[Begin Information shown]
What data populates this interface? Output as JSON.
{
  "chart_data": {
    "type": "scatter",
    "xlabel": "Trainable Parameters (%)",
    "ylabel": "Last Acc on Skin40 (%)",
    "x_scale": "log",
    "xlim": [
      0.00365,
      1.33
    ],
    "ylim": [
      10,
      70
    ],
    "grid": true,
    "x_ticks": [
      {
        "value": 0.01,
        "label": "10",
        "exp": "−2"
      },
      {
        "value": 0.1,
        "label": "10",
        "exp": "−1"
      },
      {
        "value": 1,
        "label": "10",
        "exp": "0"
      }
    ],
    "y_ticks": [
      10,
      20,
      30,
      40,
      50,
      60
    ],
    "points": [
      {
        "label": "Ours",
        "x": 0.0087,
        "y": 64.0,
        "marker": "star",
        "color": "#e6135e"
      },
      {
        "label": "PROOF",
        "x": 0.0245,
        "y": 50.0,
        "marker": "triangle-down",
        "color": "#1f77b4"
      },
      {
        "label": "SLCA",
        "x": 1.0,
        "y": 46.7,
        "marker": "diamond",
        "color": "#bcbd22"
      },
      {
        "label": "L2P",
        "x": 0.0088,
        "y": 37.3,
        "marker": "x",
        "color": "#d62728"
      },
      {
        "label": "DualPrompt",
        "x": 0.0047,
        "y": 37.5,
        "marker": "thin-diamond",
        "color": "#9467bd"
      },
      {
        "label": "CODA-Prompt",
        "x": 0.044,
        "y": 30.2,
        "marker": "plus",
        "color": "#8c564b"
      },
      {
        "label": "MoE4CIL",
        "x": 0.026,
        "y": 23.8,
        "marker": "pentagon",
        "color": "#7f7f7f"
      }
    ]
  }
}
[End Information shown]
▶ **Task to carry out**:
Write out the full set of records exactly as given.

▶ **Output below**:
What data populates this interface? Output as JSON.
{
  "chart_data": {
    "type": "scatter",
    "xlabel": "Trainable Parameters (%)",
    "ylabel": "Last Acc on Skin40 (%)",
    "x_scale": "log",
    "xlim": [
      0.00365,
      1.33
    ],
    "ylim": [
      10,
      70
    ],
    "grid": true,
    "x_ticks": [
      {
        "value": 0.01,
        "label": "10",
        "exp": "−2"
      },
      {
        "value": 0.1,
        "label": "10",
        "exp": "−1"
      },
      {
        "value": 1,
        "label": "10",
        "exp": "0"
      }
    ],
    "y_ticks": [
      10,
      20,
      30,
      40,
      50,
      60
    ],
    "points": [
      {
        "label": "Ours",
        "x": 0.0087,
        "y": 64.0,
        "marker": "star",
        "color": "#e6135e"
      },
      {
        "label": "PROOF",
        "x": 0.0245,
        "y": 50.0,
        "marker": "triangle-down",
        "color": "#1f77b4"
      },
      {
        "label": "SLCA",
        "x": 1.0,
        "y": 46.7,
        "marker": "diamond",
        "color": "#bcbd22"
      },
      {
        "label": "L2P",
        "x": 0.0088,
        "y": 37.3,
        "marker": "x",
        "color": "#d62728"
      },
      {
        "label": "DualPrompt",
        "x": 0.0047,
        "y": 37.5,
        "marker": "thin-diamond",
        "color": "#9467bd"
      },
      {
        "label": "CODA-Prompt",
        "x": 0.044,
        "y": 30.2,
        "marker": "plus",
        "color": "#8c564b"
      },
      {
        "label": "MoE4CIL",
        "x": 0.026,
        "y": 23.8,
        "marker": "pentagon",
        "color": "#7f7f7f"
      }
    ]
  }
}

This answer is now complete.